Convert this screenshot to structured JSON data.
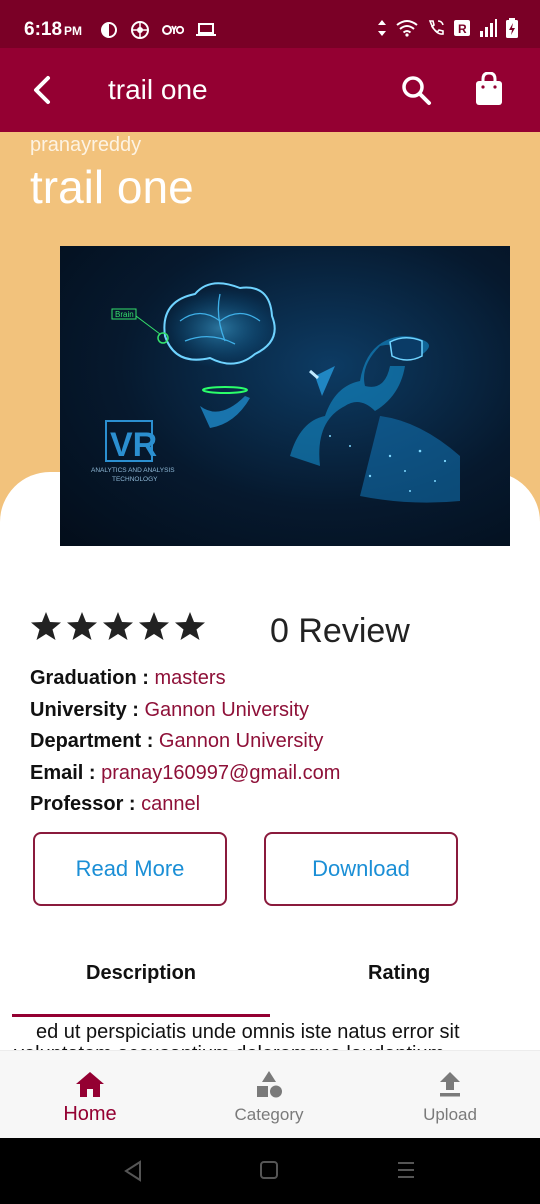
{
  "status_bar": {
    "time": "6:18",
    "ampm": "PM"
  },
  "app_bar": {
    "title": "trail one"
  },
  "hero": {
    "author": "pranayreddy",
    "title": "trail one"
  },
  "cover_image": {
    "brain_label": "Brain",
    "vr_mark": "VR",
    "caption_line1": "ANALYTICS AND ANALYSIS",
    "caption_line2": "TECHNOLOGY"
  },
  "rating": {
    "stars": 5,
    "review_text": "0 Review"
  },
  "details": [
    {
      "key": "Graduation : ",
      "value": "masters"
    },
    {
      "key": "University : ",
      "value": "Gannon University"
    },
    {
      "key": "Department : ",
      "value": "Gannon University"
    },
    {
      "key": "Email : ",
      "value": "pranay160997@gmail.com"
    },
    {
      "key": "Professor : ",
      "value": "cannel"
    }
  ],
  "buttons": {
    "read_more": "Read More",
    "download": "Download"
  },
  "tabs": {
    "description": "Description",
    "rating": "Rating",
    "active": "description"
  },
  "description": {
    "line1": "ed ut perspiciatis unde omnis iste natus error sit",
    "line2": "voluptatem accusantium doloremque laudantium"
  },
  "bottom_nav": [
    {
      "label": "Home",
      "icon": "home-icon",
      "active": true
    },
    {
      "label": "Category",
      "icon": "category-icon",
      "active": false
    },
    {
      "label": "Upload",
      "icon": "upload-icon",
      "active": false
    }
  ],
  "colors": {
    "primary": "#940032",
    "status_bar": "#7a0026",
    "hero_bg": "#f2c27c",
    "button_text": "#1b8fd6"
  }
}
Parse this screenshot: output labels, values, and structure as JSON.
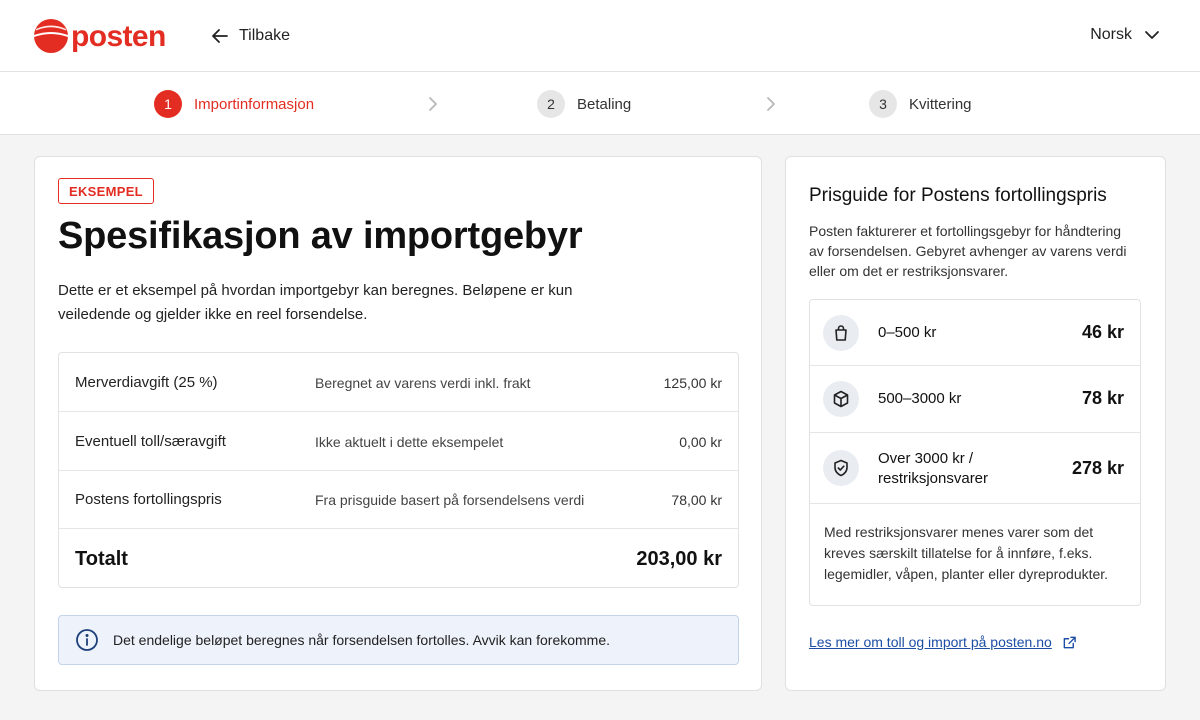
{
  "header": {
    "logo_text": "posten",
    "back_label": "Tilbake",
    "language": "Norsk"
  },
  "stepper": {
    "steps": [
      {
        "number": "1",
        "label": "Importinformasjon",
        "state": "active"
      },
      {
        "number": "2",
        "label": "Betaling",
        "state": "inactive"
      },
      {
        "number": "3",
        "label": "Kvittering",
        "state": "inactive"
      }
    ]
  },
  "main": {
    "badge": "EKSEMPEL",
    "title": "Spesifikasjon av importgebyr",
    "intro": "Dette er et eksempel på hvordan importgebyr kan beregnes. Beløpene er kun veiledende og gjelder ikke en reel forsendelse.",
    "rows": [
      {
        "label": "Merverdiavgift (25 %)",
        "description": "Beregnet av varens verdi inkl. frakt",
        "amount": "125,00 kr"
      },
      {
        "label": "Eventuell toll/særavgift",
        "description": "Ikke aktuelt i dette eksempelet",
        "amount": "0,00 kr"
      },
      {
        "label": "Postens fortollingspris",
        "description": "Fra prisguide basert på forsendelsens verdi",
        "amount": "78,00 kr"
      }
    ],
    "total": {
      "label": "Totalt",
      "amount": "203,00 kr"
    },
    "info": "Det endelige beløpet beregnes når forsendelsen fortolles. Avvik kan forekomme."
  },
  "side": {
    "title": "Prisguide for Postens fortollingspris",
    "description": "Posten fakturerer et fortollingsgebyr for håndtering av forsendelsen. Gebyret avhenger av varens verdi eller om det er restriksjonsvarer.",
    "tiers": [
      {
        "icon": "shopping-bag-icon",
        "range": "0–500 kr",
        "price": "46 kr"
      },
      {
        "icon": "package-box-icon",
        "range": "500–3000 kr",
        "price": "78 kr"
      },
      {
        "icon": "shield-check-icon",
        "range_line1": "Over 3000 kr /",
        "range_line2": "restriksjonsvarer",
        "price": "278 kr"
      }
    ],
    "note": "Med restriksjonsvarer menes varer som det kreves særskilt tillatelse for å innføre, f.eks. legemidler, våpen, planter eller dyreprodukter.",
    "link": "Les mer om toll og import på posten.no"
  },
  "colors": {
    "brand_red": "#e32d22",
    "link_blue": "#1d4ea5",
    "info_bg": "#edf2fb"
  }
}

⁂

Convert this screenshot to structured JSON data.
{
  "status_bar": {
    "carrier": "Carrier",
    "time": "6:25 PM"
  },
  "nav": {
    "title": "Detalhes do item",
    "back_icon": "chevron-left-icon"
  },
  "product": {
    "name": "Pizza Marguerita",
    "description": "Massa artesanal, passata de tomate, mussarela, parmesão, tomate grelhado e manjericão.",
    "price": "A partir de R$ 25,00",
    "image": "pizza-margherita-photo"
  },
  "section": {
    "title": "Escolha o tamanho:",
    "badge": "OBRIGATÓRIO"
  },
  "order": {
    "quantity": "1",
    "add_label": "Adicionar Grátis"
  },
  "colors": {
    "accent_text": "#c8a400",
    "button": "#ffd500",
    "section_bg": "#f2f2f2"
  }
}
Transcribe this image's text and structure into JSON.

⁂

**What needs to be done:**
From the entries above, extract each line containing "fortollingspris".

**Exercise output:**
        "label": "Postens fortollingspris",
    "title": "Prisguide for Postens fortollingspris",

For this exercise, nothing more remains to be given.